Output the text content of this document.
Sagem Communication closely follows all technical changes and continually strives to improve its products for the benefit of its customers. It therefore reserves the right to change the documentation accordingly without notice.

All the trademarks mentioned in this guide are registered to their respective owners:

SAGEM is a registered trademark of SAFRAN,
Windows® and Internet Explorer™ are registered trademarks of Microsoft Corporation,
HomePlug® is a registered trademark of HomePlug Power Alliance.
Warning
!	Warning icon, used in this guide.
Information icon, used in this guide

## [EXERCISE AIM]
Extract the full listing and reproduce each line exactly.

## [THE SOLUTION]
Output the text content of this document.
Sagem Communication closely follows all technical changes and continually strives to improve its products for the benefit of its customers. It therefore reserves the right to change the documentation accordingly without notice.

All the trademarks mentioned in this guide are registered to their respective owners:

SAGEM is a registered trademark of SAFRAN,
Windows® and Internet Explorer™ are registered trademarks of Microsoft Corporation,
HomePlug® is a registered trademark of HomePlug Power Alliance.
Warning
!	Warning icon, used in this guide.
Information icon, used in this guide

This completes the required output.